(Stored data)
···
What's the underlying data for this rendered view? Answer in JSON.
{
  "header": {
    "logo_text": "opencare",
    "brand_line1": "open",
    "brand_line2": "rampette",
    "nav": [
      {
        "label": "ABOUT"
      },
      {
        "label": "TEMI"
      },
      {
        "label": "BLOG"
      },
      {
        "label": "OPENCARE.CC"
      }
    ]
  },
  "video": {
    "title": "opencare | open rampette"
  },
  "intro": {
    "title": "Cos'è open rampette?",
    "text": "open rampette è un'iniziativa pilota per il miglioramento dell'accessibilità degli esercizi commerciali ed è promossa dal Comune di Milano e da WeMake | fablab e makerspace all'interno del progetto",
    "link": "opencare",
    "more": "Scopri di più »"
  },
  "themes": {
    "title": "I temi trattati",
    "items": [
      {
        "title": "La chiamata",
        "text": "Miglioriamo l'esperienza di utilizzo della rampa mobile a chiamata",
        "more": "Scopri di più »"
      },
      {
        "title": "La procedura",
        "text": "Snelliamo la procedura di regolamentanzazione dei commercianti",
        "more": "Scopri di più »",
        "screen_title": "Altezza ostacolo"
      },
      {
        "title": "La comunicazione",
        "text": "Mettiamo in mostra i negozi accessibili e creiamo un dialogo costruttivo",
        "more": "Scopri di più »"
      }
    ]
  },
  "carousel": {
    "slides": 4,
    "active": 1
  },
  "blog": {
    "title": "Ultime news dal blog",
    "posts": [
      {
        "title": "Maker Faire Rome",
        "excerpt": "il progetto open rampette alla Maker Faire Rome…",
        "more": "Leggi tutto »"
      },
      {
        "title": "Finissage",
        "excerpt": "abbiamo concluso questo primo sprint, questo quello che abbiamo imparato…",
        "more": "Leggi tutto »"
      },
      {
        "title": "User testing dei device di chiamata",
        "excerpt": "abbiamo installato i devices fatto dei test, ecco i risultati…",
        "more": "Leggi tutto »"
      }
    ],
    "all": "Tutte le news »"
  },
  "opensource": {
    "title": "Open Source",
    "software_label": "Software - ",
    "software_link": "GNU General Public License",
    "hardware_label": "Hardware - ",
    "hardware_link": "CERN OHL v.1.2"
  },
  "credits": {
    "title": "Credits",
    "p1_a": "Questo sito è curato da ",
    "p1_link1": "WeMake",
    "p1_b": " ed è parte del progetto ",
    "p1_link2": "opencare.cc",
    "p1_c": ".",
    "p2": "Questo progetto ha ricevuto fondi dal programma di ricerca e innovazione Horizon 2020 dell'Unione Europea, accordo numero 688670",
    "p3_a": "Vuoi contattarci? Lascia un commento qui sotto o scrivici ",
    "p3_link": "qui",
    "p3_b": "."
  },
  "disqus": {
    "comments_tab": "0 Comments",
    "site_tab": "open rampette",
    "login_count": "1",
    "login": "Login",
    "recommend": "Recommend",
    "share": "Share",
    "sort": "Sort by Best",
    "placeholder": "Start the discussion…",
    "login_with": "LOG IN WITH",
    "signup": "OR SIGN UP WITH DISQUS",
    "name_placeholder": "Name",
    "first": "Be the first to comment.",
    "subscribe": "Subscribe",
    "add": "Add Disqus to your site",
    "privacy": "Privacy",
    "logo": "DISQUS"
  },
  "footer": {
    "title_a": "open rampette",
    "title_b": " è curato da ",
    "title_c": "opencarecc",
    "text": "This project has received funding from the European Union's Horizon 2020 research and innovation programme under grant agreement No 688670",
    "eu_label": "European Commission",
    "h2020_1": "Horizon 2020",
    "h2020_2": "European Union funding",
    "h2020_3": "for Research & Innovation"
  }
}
···
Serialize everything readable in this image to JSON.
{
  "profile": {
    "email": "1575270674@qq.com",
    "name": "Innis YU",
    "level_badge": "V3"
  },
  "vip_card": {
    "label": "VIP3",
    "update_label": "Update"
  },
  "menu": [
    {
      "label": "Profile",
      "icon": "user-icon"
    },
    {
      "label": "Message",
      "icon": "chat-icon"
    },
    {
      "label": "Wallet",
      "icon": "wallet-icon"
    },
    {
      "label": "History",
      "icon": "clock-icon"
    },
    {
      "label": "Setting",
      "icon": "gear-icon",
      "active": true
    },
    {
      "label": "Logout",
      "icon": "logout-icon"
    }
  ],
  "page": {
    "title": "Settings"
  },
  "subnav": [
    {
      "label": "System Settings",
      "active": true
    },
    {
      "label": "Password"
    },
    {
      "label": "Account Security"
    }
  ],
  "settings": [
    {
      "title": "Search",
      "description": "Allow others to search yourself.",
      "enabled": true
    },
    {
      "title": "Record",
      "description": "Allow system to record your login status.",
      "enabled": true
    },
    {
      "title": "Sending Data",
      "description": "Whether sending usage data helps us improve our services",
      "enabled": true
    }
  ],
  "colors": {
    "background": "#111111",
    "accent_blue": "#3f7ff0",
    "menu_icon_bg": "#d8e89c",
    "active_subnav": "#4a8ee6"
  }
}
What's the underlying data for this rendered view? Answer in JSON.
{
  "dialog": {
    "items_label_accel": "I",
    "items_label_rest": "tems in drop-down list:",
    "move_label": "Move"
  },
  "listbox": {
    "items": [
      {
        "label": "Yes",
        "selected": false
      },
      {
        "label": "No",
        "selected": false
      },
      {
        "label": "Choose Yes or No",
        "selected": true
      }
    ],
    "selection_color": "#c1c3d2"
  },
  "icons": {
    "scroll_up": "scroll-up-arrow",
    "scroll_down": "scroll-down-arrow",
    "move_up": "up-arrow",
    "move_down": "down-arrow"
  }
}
···
### Problem requirements
Pick out every line with the string "funding" and copy it.

### Response to the exercise
    "text": "This project has received funding from the European Union's Horizon 2020 research and innovation programme under grant agreement No 688670",
    "h2020_2": "European Union funding",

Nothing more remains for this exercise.